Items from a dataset
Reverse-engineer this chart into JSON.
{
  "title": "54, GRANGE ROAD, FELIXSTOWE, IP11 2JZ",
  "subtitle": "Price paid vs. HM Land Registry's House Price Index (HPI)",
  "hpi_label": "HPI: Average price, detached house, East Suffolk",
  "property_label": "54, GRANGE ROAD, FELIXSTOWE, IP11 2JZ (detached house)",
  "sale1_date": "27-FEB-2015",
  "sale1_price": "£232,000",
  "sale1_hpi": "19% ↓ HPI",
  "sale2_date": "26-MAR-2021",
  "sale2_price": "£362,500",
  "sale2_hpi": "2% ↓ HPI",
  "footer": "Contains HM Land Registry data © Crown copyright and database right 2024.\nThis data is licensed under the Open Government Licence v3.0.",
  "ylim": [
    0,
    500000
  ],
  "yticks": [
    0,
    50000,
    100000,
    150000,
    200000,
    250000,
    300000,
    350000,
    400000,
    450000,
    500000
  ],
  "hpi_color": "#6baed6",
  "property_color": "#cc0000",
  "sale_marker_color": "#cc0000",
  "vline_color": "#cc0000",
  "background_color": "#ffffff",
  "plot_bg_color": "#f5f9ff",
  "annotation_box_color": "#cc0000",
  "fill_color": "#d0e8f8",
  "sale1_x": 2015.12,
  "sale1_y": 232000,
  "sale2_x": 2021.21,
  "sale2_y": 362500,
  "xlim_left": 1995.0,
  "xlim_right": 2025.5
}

Objective →
The entries above must be returned in full, exactly as shown.

Output for this exercise →
Reverse-engineer this chart into JSON.
{
  "title": "54, GRANGE ROAD, FELIXSTOWE, IP11 2JZ",
  "subtitle": "Price paid vs. HM Land Registry's House Price Index (HPI)",
  "hpi_label": "HPI: Average price, detached house, East Suffolk",
  "property_label": "54, GRANGE ROAD, FELIXSTOWE, IP11 2JZ (detached house)",
  "sale1_date": "27-FEB-2015",
  "sale1_price": "£232,000",
  "sale1_hpi": "19% ↓ HPI",
  "sale2_date": "26-MAR-2021",
  "sale2_price": "£362,500",
  "sale2_hpi": "2% ↓ HPI",
  "footer": "Contains HM Land Registry data © Crown copyright and database right 2024.\nThis data is licensed under the Open Government Licence v3.0.",
  "ylim": [
    0,
    500000
  ],
  "yticks": [
    0,
    50000,
    100000,
    150000,
    200000,
    250000,
    300000,
    350000,
    400000,
    450000,
    500000
  ],
  "hpi_color": "#6baed6",
  "property_color": "#cc0000",
  "sale_marker_color": "#cc0000",
  "vline_color": "#cc0000",
  "background_color": "#ffffff",
  "plot_bg_color": "#f5f9ff",
  "annotation_box_color": "#cc0000",
  "fill_color": "#d0e8f8",
  "sale1_x": 2015.12,
  "sale1_y": 232000,
  "sale2_x": 2021.21,
  "sale2_y": 362500,
  "xlim_left": 1995.0,
  "xlim_right": 2025.5
}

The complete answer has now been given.